Task to carry out —
List every line below containing "JSON".

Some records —
┄┄┄┄┄┄┄┄┄┄

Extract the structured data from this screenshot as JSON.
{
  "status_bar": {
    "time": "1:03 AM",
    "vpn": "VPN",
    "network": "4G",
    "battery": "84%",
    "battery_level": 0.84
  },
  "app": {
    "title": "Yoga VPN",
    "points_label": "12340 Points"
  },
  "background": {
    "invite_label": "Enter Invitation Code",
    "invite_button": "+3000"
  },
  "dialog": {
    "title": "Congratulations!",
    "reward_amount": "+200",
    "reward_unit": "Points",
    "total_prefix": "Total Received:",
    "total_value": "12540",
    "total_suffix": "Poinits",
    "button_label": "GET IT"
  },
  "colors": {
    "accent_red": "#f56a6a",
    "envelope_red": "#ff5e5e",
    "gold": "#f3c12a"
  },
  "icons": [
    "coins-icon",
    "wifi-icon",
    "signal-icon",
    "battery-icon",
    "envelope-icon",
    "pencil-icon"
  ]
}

┄┄┄┄┄┄┄┄┄┄

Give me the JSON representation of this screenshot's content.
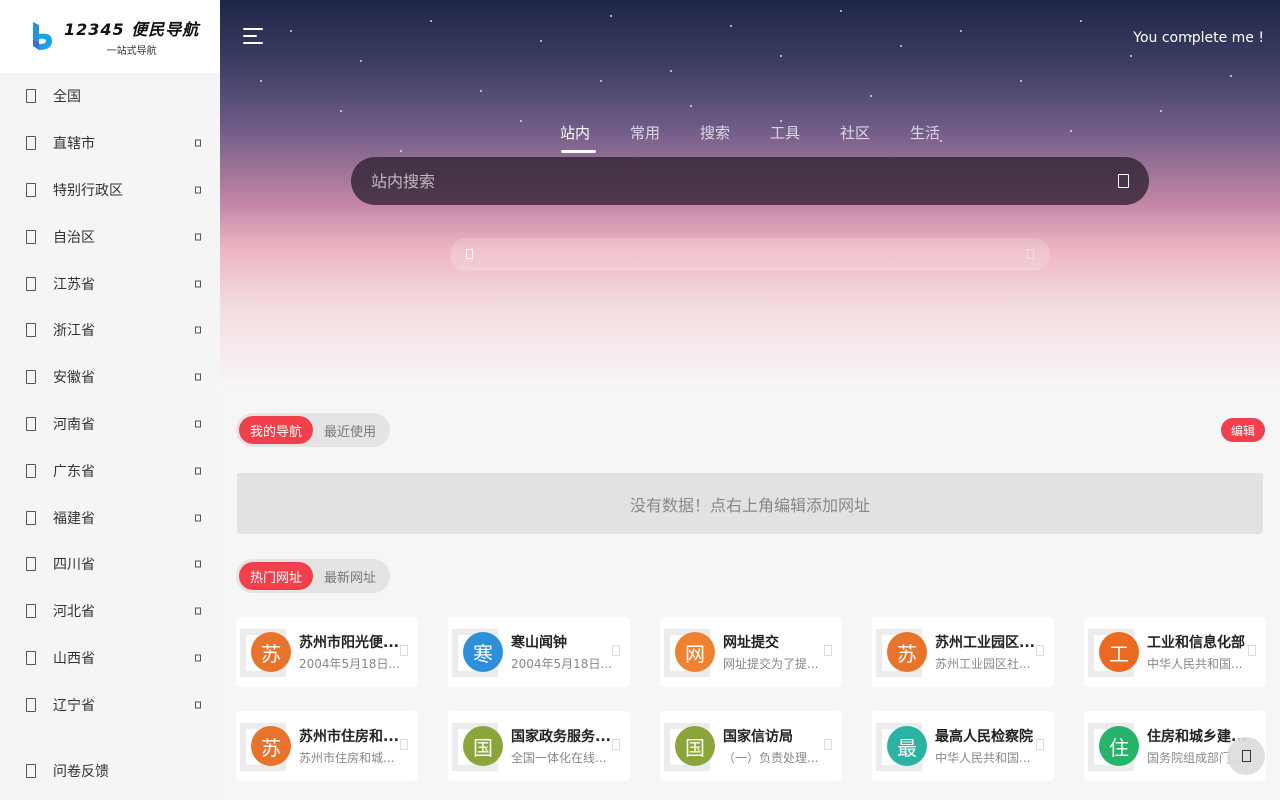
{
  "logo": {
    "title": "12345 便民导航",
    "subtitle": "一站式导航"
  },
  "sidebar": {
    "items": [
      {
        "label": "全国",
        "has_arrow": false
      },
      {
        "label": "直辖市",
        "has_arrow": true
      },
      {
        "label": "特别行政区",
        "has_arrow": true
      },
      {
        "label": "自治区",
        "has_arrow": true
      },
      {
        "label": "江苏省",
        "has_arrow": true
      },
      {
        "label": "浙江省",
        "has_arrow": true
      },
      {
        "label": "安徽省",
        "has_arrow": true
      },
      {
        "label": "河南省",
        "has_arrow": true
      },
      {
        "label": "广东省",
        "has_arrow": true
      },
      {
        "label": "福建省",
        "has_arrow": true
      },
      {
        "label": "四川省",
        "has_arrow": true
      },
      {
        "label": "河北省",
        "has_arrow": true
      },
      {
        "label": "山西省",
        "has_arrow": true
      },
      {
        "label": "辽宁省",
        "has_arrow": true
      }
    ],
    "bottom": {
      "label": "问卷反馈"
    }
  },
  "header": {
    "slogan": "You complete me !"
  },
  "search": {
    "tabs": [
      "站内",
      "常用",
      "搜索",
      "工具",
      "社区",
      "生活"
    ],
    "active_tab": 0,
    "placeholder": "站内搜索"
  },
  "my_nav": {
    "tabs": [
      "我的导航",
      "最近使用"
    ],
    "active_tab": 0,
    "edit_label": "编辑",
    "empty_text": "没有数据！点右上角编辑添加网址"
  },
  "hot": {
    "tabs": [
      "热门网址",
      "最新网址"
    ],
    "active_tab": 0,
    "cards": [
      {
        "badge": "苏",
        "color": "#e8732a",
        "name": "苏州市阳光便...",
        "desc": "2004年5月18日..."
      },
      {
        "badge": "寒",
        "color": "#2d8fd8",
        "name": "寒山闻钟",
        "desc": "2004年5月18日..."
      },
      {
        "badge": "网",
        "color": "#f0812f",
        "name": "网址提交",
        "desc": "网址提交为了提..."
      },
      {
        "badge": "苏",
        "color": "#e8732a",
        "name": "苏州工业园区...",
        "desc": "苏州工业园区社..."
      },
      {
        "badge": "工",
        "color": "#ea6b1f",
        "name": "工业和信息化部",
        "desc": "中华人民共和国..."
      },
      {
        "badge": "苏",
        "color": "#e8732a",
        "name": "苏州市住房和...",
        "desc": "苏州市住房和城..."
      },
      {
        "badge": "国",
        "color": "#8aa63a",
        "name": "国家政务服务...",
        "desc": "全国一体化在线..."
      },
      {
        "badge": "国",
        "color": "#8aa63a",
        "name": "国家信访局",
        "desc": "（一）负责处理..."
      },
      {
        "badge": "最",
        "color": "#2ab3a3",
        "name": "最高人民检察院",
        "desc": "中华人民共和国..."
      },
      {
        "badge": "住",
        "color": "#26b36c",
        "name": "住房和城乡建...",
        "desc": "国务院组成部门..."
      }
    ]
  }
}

┄┄┄┄┄┄┄┄┄┄

Result of the task —
Extract the structured data from this screenshot as JSON.
Give me the JSON representation of this screenshot's content.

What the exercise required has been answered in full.